Dataset items:
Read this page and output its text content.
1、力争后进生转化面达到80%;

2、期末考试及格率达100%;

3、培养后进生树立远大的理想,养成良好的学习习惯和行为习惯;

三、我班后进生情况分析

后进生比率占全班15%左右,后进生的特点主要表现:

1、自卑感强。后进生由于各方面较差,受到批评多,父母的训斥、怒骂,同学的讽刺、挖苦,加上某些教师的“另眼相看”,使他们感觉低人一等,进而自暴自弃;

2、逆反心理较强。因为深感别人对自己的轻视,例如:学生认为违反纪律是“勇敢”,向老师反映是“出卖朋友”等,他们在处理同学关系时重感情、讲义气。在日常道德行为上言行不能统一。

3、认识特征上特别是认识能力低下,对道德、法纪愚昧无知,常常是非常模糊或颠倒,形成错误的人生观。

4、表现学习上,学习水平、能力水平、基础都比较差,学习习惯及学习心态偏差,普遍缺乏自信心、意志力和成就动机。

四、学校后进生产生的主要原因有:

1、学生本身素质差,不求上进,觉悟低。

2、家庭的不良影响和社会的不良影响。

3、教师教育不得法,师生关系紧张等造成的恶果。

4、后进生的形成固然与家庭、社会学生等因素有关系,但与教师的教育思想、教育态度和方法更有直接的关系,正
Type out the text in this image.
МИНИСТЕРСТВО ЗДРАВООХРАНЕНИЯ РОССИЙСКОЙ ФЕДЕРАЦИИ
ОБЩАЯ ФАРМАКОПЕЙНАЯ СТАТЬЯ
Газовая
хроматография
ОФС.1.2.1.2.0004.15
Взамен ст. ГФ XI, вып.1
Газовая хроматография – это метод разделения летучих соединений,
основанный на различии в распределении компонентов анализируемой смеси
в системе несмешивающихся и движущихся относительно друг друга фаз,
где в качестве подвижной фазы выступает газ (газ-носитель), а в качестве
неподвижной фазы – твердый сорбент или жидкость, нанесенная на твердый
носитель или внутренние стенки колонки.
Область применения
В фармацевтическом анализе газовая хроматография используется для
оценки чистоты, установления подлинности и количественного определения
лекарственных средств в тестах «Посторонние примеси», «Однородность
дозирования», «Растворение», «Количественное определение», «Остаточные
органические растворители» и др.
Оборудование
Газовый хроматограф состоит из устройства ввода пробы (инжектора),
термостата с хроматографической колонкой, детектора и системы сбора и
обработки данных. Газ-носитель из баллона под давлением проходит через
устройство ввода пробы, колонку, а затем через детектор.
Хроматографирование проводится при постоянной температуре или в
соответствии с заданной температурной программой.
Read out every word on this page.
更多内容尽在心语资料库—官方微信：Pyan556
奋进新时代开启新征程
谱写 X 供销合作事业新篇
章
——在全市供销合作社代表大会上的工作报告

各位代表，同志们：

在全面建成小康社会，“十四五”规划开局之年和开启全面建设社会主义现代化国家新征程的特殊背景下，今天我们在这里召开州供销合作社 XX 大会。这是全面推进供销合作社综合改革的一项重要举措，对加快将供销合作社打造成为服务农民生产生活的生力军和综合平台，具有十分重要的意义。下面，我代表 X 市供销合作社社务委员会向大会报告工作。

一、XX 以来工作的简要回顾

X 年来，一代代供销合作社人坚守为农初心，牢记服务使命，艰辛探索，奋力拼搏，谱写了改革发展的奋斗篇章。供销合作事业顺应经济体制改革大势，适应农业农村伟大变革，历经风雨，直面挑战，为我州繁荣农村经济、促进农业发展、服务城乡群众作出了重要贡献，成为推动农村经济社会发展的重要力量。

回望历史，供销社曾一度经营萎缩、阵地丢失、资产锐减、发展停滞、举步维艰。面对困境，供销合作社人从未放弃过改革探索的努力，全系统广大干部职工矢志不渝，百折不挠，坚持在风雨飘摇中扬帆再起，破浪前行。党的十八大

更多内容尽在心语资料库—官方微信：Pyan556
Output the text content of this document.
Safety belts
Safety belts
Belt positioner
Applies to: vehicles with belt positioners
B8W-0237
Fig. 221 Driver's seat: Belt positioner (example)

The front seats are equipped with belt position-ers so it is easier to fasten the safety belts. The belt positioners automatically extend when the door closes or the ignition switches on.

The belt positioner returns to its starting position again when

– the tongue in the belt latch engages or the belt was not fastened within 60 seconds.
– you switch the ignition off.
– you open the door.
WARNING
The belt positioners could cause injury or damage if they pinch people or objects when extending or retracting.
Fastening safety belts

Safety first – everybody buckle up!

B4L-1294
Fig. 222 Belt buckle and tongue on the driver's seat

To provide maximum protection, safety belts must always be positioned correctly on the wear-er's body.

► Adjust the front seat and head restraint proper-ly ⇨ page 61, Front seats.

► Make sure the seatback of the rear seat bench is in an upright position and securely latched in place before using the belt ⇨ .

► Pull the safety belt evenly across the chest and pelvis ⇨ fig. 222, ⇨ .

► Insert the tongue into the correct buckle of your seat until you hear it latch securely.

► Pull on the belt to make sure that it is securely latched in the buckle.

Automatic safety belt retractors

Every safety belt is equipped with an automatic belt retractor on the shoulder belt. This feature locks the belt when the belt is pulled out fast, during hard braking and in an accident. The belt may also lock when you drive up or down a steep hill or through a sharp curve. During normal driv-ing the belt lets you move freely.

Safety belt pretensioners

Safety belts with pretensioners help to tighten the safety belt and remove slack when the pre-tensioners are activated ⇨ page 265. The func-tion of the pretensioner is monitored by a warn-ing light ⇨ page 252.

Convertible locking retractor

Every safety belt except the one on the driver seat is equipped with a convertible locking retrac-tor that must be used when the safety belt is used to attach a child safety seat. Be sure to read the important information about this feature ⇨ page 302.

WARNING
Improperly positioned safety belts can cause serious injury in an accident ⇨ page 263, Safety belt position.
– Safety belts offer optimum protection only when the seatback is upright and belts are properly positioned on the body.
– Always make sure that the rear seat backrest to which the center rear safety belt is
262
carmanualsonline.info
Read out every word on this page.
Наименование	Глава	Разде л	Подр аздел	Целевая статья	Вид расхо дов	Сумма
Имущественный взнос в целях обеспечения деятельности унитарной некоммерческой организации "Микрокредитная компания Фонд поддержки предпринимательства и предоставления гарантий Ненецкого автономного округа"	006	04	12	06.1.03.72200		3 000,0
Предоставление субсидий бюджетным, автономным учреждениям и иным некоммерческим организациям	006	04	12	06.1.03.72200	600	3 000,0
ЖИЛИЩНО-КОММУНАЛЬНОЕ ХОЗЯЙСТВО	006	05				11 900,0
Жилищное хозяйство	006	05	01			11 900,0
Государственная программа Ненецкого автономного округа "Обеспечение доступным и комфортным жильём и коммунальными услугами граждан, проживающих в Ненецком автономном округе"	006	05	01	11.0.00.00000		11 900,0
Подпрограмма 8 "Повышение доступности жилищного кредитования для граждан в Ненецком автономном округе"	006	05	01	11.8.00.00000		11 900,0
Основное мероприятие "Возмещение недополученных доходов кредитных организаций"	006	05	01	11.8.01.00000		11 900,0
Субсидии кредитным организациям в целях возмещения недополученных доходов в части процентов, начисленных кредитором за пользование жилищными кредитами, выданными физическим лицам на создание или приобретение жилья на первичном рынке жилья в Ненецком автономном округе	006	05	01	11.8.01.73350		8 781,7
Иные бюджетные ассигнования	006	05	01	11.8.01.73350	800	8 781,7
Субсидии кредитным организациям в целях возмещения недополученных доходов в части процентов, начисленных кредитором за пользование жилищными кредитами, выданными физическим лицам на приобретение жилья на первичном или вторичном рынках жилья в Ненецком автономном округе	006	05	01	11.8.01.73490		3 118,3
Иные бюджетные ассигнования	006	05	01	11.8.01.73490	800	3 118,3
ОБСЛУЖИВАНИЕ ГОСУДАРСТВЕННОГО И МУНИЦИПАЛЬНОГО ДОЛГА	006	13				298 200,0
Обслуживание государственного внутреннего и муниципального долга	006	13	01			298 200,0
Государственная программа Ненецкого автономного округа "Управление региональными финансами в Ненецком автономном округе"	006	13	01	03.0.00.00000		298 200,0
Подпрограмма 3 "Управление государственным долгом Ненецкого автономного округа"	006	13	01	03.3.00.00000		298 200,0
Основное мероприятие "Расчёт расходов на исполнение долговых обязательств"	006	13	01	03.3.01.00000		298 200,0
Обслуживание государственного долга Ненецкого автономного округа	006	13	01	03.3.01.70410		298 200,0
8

▶ Objective
Extract every line containing the string "seatback" from the material.

▶ Complete output
► Make sure the seatback of the rear seat bench is in an upright position and securely latched in place before using the belt ⇨ .
– Safety belts offer optimum protection only when the seatback is upright and belts are properly positioned on the body.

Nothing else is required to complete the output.